What needs to be done => Determine which lines of the records include the word "startsystemet", and copy them.

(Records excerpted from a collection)
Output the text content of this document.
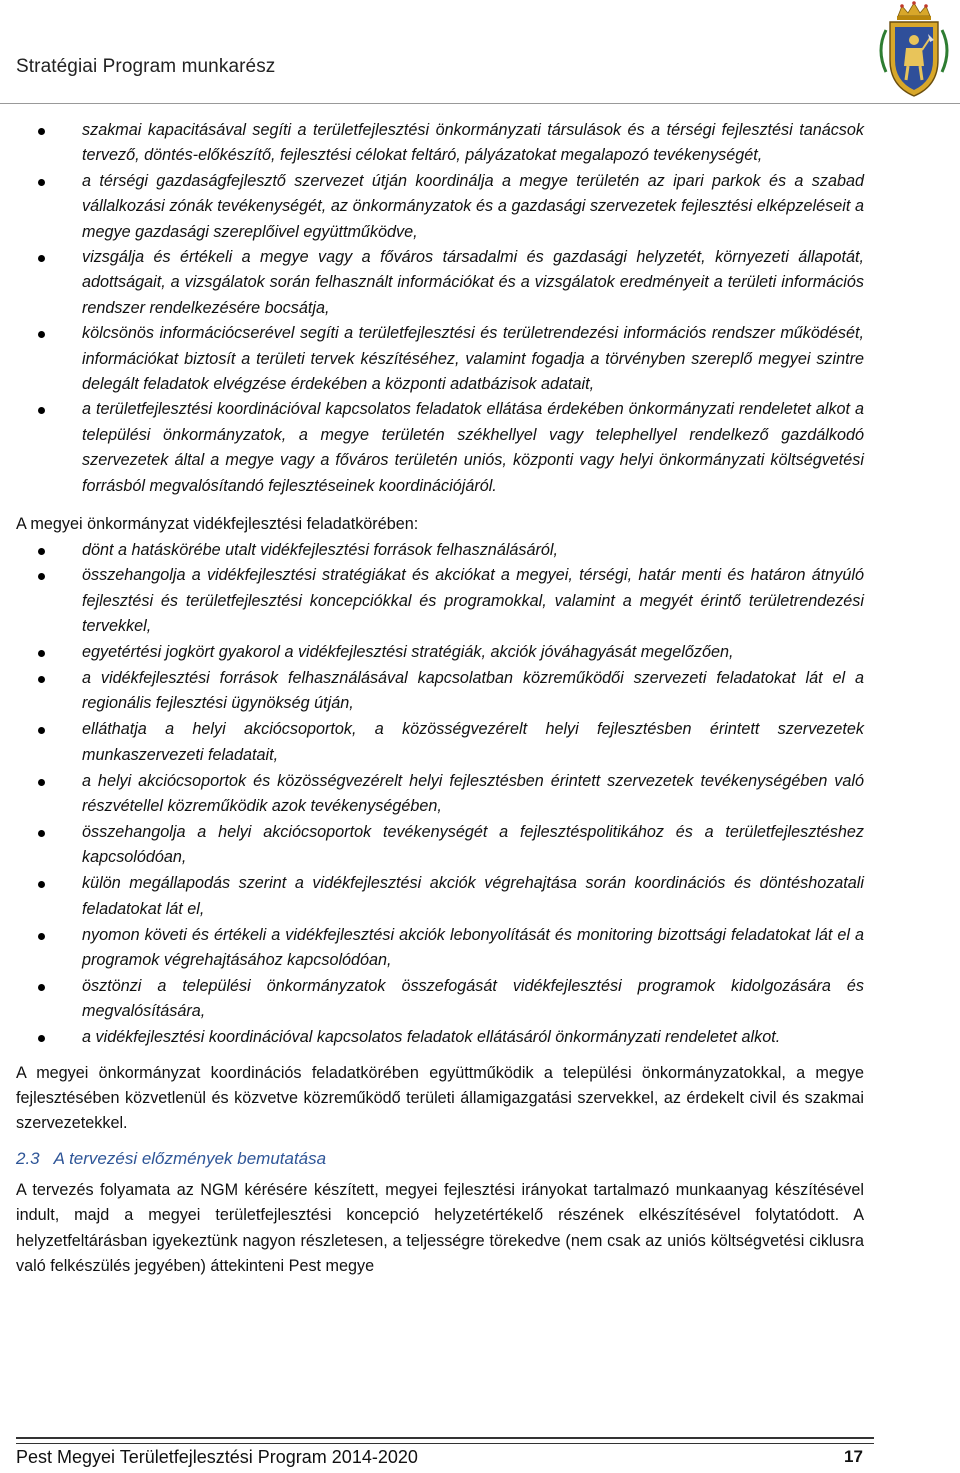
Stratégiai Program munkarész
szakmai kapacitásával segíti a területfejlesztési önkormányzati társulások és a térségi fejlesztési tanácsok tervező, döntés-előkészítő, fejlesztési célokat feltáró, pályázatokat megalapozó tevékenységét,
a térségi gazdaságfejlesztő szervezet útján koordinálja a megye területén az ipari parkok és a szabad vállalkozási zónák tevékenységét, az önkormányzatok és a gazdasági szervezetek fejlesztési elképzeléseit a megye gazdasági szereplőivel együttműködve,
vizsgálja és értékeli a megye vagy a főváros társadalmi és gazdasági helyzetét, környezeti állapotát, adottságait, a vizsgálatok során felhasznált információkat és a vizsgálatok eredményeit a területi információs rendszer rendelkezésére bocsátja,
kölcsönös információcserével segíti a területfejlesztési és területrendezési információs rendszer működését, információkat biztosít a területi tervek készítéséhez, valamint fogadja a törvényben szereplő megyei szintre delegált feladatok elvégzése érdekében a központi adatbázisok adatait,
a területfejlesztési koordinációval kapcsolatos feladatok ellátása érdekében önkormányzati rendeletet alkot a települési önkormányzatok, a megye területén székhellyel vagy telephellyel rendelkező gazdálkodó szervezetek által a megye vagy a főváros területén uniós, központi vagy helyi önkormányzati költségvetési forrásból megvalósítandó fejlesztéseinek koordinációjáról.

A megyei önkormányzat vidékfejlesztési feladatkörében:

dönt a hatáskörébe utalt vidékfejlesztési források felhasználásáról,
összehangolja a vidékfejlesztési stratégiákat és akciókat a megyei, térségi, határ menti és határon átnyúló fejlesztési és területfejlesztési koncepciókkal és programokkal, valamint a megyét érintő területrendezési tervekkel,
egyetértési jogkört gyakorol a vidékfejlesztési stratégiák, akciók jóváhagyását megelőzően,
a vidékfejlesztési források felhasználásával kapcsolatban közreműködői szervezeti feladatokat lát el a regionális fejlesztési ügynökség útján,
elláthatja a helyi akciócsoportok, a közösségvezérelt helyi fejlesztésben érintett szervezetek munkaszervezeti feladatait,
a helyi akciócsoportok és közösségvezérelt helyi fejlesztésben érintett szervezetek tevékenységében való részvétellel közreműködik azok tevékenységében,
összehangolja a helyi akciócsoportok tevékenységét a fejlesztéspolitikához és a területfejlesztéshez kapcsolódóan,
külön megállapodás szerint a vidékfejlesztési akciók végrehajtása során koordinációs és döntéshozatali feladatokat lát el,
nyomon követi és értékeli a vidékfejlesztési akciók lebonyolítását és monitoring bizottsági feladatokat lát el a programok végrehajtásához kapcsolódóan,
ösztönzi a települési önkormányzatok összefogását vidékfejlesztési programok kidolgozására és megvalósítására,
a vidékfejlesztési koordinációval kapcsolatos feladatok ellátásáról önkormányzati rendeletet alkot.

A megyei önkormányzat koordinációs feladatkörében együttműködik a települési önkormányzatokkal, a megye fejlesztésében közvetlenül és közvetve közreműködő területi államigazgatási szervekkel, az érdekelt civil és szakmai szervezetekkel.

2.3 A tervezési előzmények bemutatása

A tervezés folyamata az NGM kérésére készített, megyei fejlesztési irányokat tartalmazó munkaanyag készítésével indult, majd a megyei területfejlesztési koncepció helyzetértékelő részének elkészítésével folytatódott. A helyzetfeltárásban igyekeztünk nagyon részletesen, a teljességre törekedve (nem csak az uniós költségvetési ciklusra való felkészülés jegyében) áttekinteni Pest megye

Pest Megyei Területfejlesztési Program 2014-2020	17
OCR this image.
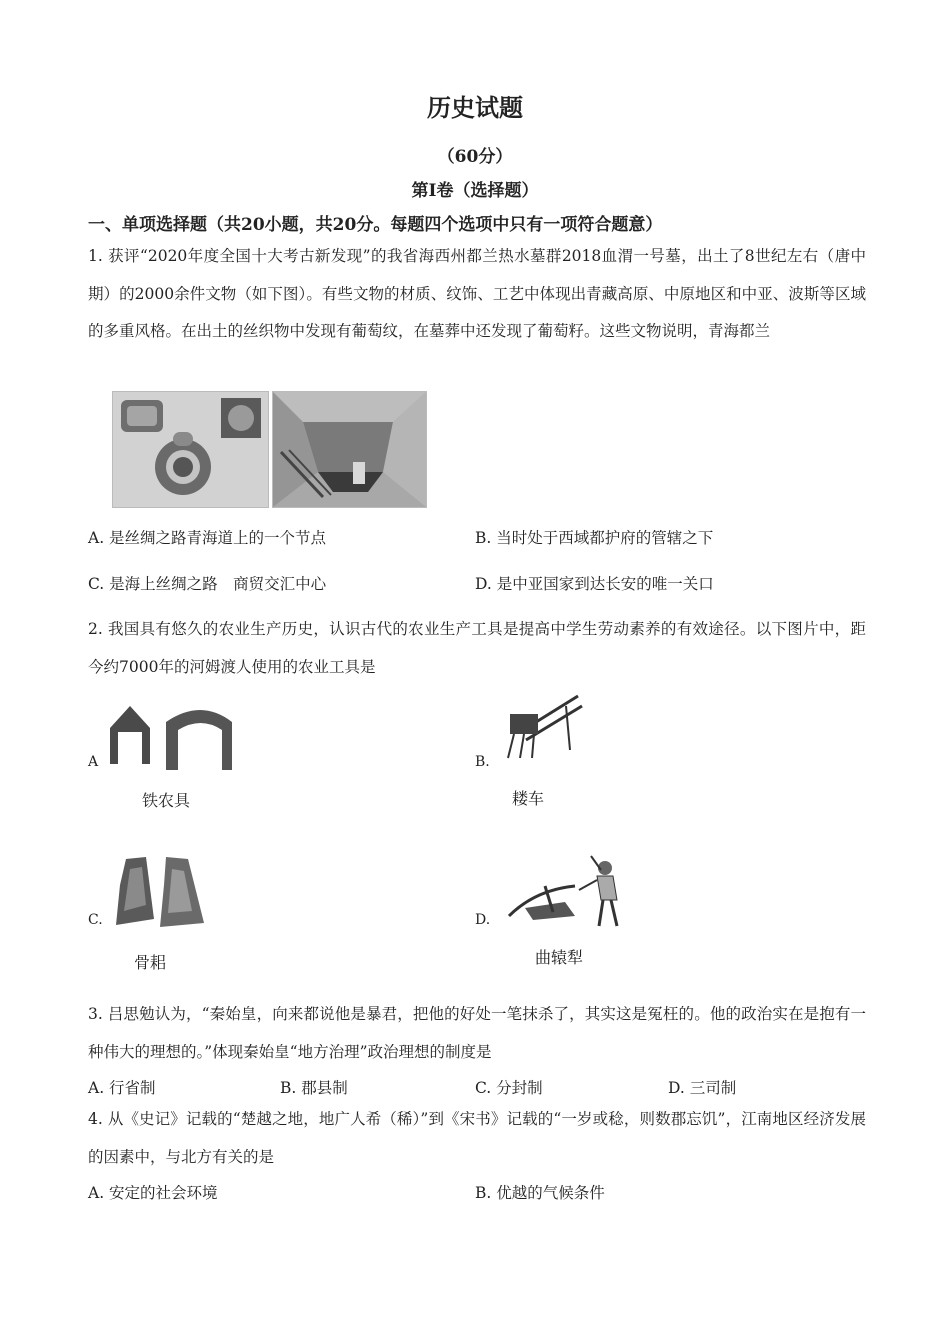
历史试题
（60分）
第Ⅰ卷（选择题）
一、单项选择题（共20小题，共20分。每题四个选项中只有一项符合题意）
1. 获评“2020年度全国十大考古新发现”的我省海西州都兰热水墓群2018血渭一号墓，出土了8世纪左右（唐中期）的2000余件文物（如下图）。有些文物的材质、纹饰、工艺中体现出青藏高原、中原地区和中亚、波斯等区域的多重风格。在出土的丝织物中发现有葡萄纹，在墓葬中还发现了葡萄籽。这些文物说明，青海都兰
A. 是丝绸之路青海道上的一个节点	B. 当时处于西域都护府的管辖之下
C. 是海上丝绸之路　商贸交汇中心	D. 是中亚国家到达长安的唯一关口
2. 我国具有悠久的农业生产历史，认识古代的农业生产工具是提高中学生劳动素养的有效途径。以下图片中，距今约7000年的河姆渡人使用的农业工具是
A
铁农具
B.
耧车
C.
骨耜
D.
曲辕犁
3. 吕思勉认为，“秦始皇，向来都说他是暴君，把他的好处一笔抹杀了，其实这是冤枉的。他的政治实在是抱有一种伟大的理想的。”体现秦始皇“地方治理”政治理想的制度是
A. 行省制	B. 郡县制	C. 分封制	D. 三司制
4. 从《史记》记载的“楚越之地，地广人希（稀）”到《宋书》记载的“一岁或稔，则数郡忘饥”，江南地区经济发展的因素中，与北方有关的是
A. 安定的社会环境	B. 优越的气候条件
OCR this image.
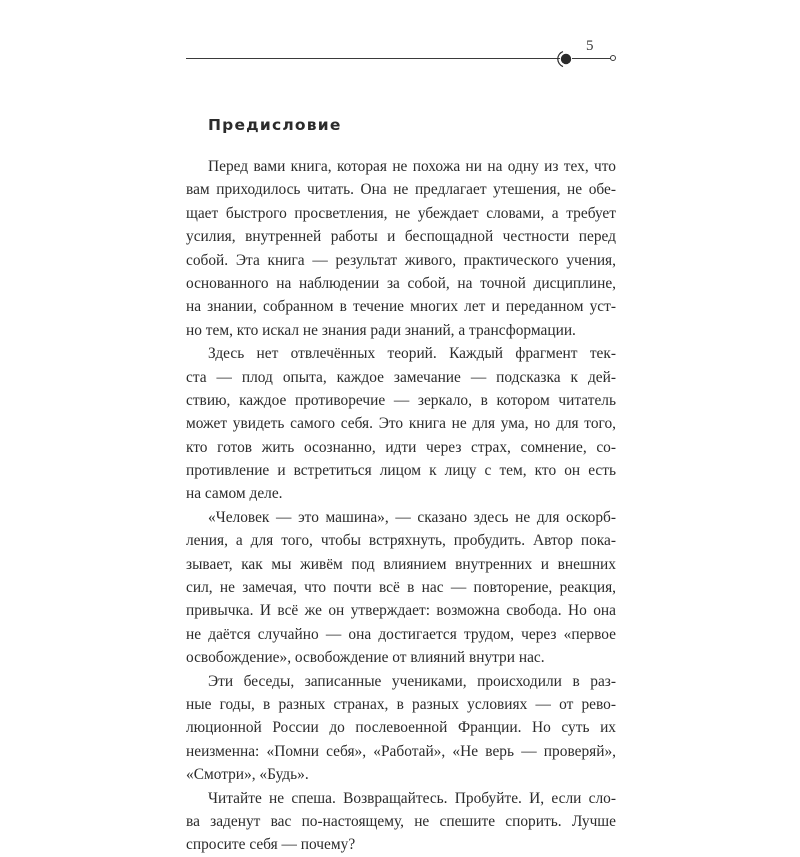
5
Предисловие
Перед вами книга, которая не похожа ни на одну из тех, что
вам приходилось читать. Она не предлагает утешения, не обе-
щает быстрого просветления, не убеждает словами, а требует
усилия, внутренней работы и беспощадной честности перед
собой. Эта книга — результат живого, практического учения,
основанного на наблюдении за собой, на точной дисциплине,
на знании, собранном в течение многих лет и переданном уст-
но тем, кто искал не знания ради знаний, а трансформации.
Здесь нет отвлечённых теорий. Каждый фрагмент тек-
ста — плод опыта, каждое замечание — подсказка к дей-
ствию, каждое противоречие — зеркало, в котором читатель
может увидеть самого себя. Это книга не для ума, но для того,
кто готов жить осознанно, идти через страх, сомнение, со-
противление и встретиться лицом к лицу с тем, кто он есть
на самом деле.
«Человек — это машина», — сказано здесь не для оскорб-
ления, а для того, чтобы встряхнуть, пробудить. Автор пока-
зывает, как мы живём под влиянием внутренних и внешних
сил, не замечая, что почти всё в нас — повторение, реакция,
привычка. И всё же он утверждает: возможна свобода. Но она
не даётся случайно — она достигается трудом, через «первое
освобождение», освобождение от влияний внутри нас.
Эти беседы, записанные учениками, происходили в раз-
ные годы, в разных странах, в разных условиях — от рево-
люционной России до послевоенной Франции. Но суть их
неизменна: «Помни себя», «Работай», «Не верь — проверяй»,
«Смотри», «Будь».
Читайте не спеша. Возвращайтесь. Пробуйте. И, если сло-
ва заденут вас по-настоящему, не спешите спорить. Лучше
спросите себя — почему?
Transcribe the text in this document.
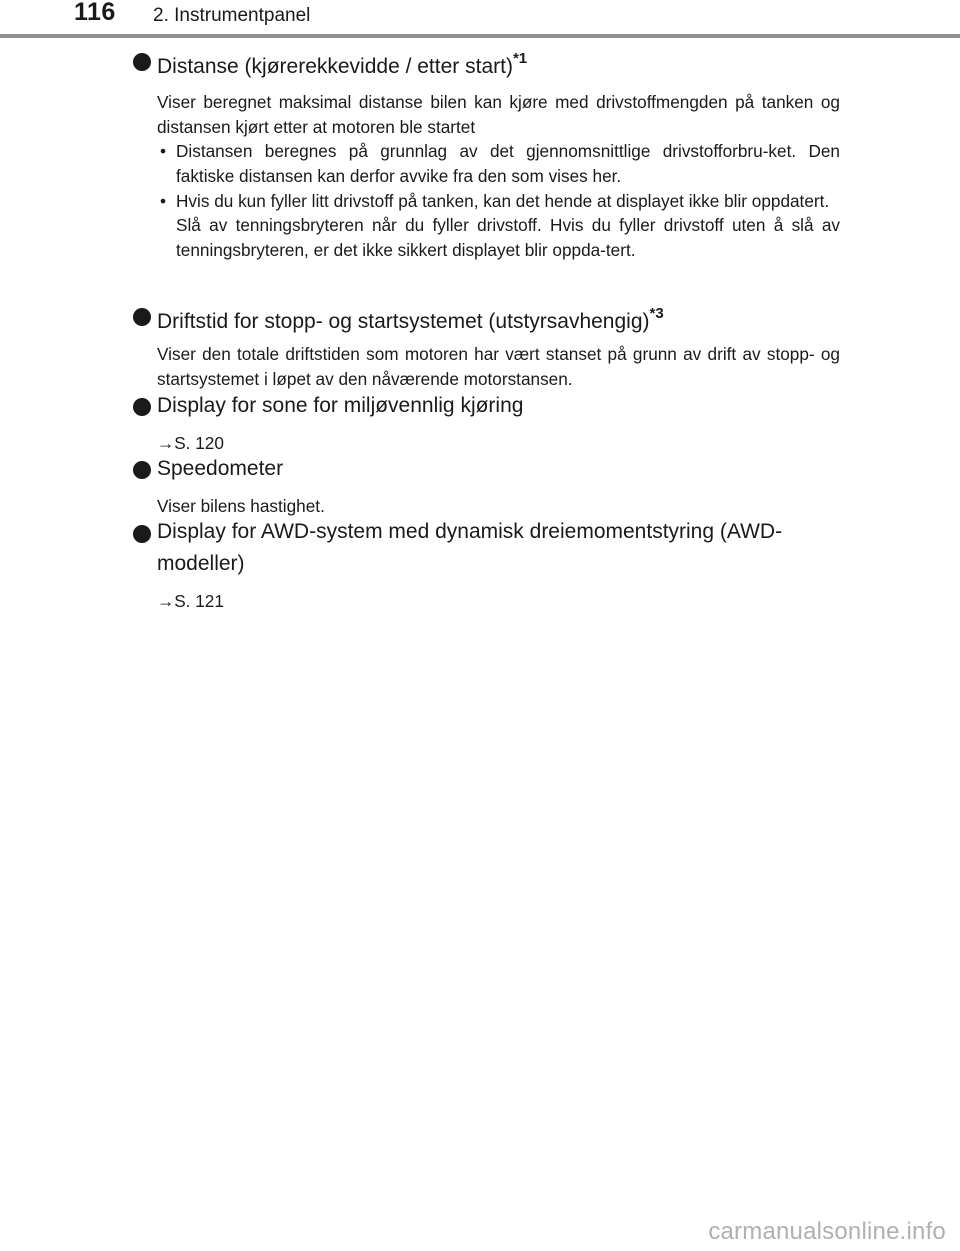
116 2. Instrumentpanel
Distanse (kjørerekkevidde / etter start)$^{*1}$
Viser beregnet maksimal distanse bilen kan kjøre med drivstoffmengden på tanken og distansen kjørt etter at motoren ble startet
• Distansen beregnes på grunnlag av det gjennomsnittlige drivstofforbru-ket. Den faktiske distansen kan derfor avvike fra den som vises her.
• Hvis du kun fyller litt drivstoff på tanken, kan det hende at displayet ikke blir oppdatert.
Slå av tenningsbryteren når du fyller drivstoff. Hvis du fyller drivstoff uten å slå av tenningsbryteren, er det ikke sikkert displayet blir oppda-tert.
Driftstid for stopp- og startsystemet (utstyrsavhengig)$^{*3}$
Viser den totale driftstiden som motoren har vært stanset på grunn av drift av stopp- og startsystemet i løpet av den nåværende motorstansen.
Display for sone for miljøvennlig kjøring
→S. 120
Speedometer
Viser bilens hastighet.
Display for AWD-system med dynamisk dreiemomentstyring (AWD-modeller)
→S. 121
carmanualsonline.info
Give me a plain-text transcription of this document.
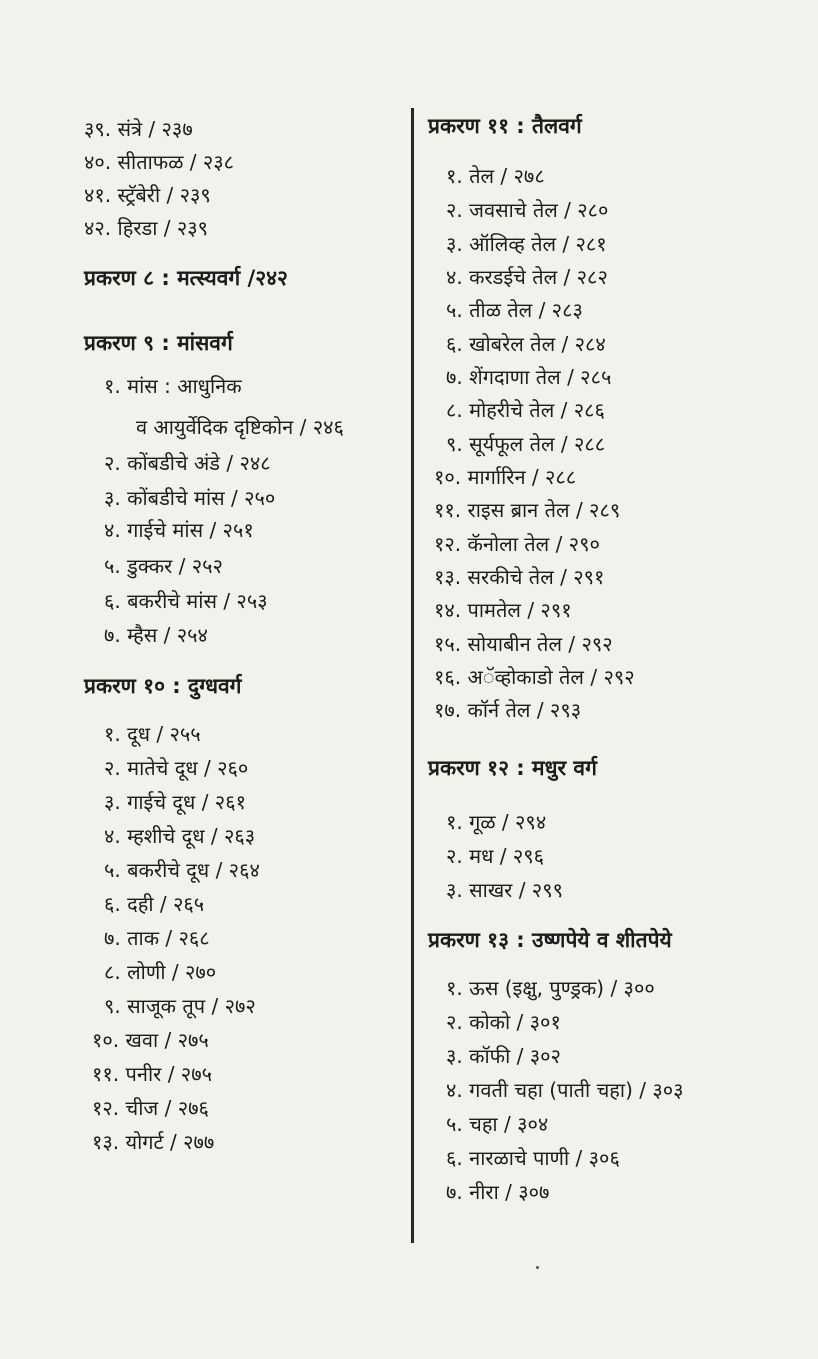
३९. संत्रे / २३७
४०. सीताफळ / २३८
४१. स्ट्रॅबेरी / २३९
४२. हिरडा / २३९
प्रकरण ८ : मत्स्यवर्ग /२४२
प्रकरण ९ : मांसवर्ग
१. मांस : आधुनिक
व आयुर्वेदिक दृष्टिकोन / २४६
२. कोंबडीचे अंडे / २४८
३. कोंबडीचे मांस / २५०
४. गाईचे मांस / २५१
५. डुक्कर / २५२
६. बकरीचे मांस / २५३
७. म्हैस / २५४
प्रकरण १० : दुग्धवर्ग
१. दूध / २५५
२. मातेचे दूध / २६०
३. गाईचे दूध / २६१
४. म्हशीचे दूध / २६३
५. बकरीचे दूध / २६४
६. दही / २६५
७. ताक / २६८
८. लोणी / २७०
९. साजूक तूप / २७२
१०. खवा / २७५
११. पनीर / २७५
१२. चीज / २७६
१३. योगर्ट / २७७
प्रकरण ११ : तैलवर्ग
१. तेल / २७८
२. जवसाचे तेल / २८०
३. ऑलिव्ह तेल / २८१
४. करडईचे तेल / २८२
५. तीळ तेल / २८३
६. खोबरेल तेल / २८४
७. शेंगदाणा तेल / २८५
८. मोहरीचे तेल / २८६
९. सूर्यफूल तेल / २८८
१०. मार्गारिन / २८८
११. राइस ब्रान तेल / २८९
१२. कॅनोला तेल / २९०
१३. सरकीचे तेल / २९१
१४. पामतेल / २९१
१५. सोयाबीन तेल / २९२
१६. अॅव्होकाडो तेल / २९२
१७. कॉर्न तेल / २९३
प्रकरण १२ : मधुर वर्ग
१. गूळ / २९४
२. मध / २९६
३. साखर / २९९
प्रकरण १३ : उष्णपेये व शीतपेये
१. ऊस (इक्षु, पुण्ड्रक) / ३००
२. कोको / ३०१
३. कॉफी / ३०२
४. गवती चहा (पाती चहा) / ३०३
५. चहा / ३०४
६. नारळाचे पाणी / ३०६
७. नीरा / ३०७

Exercise solution =>
Driftstid for stopp- og startsystemet (utstyrsavhengig)$^{*3}$
Viser den totale driftstiden som motoren har vært stanset på grunn av drift av stopp- og startsystemet i løpet av den nåværende motorstansen.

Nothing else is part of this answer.